— GIVEN PROBLEM —
Search the records below for the word "徐州生物工程职业技术学院" and show every line where it occurs.

━━━━━━━━

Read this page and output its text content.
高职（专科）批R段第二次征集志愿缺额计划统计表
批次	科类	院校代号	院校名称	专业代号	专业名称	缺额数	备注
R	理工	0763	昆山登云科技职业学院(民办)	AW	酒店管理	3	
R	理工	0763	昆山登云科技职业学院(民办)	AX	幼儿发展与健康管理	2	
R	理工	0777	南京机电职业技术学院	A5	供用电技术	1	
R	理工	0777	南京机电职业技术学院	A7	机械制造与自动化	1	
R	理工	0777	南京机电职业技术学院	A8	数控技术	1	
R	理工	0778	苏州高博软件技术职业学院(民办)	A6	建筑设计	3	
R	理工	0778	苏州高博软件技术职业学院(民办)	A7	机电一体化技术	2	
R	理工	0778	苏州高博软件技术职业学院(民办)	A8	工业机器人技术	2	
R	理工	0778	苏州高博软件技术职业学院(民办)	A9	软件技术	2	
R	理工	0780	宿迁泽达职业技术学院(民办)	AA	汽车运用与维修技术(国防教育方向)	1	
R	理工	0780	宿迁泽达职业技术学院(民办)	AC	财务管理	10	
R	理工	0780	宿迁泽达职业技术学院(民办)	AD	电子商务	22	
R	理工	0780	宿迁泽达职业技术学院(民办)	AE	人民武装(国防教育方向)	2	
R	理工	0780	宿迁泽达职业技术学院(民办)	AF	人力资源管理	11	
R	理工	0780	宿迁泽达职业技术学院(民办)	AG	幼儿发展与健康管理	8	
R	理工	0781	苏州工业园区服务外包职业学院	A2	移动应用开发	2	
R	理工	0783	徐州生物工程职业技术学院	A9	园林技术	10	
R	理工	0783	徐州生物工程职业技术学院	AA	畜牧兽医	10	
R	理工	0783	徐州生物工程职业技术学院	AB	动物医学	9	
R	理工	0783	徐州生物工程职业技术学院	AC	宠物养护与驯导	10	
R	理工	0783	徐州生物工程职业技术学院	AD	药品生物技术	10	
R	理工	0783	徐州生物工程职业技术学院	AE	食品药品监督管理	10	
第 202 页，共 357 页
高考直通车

━━━━━━━━

— RESPONSE —
R	理工	0783	徐州生物工程职业技术学院	A9	园林技术	10	
R	理工	0783	徐州生物工程职业技术学院	AA	畜牧兽医	10	
R	理工	0783	徐州生物工程职业技术学院	AB	动物医学	9	
R	理工	0783	徐州生物工程职业技术学院	AC	宠物养护与驯导	10	
R	理工	0783	徐州生物工程职业技术学院	AD	药品生物技术	10	
R	理工	0783	徐州生物工程职业技术学院	AE	食品药品监督管理	10	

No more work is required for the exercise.